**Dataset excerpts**
-- Opening Marker --
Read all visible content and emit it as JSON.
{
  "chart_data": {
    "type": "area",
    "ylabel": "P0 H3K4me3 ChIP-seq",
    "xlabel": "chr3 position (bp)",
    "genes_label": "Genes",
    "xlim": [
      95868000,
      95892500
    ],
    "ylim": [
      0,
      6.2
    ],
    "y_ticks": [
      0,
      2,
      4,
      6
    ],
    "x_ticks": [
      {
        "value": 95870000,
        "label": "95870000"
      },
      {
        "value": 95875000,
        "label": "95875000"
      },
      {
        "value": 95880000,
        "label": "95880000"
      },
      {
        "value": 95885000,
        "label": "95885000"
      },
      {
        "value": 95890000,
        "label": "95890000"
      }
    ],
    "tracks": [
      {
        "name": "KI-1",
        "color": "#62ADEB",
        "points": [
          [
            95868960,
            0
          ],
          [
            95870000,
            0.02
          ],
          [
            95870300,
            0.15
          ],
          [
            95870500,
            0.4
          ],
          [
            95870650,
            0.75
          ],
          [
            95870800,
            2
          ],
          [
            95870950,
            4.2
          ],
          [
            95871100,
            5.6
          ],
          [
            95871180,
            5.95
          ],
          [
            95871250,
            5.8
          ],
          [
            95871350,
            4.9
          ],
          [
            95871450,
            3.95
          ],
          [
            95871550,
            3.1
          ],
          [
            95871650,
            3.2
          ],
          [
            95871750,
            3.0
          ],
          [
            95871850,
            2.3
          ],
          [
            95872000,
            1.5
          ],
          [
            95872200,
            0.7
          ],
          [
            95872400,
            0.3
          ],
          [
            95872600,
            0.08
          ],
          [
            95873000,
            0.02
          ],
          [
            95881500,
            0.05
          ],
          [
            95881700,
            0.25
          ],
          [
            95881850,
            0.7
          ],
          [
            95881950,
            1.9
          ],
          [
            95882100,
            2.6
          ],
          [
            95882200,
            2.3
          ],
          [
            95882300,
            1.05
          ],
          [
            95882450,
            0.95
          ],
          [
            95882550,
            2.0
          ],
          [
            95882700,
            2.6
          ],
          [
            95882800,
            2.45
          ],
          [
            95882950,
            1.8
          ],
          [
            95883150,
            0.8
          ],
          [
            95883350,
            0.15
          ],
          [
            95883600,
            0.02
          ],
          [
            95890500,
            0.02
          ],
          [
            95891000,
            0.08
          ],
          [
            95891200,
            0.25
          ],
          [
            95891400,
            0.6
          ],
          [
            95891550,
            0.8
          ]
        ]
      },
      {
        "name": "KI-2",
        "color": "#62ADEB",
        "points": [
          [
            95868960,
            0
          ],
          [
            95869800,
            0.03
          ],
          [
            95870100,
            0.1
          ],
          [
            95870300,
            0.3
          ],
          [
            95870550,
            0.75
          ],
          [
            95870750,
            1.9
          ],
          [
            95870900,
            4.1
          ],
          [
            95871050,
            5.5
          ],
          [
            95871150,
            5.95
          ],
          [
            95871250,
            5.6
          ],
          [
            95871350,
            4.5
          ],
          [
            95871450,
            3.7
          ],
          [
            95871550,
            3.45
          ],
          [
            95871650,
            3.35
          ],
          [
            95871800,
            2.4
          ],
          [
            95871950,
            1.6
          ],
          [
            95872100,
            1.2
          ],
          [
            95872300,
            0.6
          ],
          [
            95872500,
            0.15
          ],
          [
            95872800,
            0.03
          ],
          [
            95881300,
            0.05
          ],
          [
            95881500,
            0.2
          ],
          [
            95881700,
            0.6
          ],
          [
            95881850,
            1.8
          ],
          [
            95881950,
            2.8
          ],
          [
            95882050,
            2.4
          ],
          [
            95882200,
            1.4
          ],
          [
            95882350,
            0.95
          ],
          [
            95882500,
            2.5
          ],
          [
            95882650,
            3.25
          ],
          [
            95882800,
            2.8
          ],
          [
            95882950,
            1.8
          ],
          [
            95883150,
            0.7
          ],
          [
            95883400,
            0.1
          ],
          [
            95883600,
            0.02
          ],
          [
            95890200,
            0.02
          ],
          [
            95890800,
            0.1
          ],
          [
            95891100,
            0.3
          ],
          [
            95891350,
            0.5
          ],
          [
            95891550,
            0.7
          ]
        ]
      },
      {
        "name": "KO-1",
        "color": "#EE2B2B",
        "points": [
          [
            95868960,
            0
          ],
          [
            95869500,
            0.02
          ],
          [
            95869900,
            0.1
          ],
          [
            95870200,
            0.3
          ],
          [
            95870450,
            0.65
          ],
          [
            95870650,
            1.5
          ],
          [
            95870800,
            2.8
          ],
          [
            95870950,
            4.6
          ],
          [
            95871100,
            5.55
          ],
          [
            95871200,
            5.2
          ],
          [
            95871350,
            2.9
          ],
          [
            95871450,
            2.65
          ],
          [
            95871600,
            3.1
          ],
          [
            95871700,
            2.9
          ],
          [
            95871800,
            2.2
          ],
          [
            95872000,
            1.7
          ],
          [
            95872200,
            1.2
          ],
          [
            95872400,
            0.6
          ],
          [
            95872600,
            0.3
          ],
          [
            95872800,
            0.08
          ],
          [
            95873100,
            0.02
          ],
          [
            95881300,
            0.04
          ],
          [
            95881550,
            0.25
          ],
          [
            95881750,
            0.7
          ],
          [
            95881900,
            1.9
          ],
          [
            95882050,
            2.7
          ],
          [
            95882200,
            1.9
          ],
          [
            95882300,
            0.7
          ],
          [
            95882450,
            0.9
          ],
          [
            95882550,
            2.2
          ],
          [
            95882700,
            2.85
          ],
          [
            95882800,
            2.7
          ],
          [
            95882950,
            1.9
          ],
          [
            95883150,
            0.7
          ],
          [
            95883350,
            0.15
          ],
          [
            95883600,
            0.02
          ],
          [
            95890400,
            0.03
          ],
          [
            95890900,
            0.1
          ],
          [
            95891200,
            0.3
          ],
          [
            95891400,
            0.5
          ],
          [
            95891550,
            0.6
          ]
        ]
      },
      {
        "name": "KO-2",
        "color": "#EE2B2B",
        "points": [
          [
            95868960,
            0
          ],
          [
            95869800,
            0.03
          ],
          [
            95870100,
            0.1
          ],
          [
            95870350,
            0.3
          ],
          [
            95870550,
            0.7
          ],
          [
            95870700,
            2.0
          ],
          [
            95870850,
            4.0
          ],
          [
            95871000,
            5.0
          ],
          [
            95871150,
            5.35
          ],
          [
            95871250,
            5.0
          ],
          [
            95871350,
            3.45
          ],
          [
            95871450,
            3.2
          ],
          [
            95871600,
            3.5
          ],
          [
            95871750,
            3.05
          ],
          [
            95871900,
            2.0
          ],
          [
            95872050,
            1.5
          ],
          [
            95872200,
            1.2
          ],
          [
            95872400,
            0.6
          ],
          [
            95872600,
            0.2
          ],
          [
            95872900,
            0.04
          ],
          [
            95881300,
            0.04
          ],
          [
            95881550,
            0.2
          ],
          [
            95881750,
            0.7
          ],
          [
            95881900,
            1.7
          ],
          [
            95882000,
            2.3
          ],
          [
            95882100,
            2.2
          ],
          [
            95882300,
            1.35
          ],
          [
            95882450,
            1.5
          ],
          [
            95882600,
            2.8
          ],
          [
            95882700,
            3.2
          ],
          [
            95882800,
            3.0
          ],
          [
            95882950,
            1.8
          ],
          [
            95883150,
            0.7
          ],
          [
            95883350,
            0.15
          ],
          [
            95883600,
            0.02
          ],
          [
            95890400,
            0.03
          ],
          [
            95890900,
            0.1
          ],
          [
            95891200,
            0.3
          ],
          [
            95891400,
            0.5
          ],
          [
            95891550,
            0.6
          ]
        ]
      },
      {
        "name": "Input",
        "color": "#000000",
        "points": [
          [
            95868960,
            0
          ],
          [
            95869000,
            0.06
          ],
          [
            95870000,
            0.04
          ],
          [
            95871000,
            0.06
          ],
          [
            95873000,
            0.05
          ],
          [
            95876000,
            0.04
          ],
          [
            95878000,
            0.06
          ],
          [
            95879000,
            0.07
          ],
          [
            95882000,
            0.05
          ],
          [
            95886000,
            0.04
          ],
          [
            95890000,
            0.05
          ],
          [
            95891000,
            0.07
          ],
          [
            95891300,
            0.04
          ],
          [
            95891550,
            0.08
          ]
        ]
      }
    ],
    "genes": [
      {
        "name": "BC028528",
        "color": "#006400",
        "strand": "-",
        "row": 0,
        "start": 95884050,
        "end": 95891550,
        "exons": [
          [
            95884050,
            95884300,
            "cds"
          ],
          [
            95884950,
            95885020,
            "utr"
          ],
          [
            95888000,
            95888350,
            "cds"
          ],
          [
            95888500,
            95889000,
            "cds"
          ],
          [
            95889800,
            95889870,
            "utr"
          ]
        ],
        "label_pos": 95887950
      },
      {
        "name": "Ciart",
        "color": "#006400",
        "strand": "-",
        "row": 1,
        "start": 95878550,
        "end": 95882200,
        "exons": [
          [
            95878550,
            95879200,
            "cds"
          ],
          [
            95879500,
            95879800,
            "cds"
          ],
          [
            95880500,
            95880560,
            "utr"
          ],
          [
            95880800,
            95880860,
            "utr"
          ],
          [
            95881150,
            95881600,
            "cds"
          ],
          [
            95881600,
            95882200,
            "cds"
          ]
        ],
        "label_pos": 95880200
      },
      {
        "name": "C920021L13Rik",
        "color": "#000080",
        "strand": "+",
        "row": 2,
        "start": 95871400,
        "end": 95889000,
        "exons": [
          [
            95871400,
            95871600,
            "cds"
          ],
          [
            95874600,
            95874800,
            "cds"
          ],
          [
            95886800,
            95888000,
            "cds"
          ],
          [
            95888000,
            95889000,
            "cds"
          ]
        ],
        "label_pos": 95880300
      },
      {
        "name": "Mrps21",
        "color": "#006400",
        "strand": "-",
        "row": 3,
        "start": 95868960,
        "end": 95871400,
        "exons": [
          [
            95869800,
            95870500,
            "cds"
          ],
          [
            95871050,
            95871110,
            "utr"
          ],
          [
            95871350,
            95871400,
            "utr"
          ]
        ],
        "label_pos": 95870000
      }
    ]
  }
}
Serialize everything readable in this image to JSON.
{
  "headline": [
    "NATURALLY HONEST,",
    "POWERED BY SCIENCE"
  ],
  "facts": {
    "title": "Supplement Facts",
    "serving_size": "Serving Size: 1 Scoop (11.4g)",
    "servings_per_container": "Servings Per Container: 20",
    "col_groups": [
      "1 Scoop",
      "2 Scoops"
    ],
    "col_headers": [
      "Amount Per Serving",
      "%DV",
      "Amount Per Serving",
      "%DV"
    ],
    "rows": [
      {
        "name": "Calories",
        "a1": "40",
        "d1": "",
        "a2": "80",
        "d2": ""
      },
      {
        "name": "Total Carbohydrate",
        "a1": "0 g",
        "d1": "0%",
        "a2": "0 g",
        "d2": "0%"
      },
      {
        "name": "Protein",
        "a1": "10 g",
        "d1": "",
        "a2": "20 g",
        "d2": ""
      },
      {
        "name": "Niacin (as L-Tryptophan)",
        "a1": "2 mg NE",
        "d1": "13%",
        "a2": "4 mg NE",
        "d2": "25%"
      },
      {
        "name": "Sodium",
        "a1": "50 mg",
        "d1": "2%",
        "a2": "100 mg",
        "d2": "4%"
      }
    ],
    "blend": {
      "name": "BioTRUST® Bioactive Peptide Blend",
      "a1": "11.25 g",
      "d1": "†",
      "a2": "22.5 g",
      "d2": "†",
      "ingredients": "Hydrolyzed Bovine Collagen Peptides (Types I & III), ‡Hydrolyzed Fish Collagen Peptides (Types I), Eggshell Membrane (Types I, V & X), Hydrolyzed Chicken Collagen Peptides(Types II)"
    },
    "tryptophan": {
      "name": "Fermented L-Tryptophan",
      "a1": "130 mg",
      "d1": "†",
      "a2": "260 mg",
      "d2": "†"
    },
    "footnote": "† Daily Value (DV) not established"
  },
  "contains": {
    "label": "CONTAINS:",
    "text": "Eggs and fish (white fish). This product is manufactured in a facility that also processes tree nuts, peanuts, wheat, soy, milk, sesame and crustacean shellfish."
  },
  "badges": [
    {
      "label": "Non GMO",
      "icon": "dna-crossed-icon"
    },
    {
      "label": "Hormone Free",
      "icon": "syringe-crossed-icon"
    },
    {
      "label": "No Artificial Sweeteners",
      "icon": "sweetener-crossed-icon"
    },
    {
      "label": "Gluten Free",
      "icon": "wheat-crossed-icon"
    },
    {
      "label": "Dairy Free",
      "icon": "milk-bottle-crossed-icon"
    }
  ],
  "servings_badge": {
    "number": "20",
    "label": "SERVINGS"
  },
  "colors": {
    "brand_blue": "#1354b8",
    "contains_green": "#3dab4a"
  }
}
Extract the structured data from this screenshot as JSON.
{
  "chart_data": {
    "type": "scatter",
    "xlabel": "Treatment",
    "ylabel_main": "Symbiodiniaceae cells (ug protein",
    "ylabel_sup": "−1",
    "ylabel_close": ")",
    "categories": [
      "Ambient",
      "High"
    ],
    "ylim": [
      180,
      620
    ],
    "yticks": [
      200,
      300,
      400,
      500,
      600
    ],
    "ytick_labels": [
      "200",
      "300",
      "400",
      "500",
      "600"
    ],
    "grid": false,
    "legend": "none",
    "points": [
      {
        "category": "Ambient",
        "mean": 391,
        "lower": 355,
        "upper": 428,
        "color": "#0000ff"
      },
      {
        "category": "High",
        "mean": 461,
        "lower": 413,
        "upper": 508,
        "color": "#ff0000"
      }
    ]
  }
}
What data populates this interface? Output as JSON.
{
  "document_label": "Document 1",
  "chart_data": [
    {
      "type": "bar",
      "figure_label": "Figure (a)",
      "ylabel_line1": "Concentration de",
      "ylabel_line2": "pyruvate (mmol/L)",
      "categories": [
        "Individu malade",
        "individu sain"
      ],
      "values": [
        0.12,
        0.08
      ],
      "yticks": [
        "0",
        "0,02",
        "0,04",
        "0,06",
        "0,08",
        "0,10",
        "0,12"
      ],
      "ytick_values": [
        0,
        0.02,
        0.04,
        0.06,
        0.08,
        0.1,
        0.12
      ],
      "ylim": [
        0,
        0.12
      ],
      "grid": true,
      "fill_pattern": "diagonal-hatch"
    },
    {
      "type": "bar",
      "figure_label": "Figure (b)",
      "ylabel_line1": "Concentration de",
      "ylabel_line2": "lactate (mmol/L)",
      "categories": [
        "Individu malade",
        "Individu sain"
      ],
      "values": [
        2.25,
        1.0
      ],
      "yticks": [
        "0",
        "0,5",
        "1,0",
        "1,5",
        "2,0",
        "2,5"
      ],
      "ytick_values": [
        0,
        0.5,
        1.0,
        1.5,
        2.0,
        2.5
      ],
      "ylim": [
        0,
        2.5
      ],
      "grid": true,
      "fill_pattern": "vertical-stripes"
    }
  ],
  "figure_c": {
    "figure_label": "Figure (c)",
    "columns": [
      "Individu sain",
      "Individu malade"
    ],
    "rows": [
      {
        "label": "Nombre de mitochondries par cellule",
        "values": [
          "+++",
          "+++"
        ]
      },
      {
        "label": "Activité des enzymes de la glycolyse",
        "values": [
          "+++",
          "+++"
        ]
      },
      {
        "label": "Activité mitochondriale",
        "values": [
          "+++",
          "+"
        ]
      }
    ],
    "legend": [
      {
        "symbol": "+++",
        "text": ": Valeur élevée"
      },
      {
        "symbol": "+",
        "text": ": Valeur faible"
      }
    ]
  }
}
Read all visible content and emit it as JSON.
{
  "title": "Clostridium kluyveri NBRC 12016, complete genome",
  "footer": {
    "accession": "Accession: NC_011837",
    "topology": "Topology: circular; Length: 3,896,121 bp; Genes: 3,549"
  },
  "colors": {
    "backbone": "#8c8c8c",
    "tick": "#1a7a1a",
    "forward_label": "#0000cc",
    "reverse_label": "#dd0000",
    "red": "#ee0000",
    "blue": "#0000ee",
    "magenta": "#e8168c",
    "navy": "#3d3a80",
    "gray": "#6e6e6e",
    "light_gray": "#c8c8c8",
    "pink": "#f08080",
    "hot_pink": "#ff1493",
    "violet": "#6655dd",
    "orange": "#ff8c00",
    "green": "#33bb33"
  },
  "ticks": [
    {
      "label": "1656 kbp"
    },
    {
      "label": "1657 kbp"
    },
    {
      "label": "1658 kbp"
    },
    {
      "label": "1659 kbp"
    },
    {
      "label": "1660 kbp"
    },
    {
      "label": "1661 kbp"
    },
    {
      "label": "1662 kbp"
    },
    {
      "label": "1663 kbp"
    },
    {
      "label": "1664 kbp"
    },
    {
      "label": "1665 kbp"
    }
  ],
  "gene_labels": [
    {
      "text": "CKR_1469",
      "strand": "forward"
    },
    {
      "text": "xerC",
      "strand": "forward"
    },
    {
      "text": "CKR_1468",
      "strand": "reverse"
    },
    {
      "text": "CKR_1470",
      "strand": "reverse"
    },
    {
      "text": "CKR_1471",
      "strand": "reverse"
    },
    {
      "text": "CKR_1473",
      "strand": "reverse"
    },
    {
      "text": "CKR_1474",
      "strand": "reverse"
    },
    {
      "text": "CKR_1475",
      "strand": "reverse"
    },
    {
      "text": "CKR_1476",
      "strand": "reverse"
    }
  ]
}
-- Closing Marker --
**What needs to be done**
Those lines of the records that contain the string "Free" should be identified and copied.

**Exercise answer**
      "label": "Hormone Free",
      "label": "Gluten Free",
      "label": "Dairy Free",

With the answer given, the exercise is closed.